Copy out the listing exactly.

— Begin —

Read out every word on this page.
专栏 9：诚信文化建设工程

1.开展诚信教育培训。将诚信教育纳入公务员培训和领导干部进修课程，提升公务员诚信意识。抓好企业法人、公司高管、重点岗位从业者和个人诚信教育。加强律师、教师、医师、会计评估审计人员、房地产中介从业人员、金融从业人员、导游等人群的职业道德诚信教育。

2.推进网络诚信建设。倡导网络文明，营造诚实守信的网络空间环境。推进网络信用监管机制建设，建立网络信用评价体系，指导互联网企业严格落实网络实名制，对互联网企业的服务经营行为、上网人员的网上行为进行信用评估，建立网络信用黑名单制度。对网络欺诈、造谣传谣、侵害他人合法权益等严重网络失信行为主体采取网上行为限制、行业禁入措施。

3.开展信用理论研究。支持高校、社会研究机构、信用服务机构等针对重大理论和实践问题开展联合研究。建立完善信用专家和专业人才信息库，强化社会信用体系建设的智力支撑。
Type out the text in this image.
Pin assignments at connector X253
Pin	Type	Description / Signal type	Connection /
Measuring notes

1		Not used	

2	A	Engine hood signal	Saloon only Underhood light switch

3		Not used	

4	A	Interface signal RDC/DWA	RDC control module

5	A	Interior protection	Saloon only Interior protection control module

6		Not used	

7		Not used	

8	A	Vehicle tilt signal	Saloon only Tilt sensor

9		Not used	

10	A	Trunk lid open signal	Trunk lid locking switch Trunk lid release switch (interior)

— End —

- COMPLETED TASK
Read out every word on this page.
专栏 9：诚信文化建设工程

1.开展诚信教育培训。将诚信教育纳入公务员培训和领导干部进修课程，提升公务员诚信意识。抓好企业法人、公司高管、重点岗位从业者和个人诚信教育。加强律师、教师、医师、会计评估审计人员、房地产中介从业人员、金融从业人员、导游等人群的职业道德诚信教育。

2.推进网络诚信建设。倡导网络文明，营造诚实守信的网络空间环境。推进网络信用监管机制建设，建立网络信用评价体系，指导互联网企业严格落实网络实名制，对互联网企业的服务经营行为、上网人员的网上行为进行信用评估，建立网络信用黑名单制度。对网络欺诈、造谣传谣、侵害他人合法权益等严重网络失信行为主体采取网上行为限制、行业禁入措施。

3.开展信用理论研究。支持高校、社会研究机构、信用服务机构等针对重大理论和实践问题开展联合研究。建立完善信用专家和专业人才信息库，强化社会信用体系建设的智力支撑。
Type out the text in this image.
Pin assignments at connector X253
Pin	Type	Description / Signal type	Connection /
Measuring notes

1		Not used	

2	A	Engine hood signal	Saloon only Underhood light switch

3		Not used	

4	A	Interface signal RDC/DWA	RDC control module

5	A	Interior protection	Saloon only Interior protection control module

6		Not used	

7		Not used	

8	A	Vehicle tilt signal	Saloon only Tilt sensor

9		Not used	

10	A	Trunk lid open signal	Trunk lid locking switch Trunk lid release switch (interior)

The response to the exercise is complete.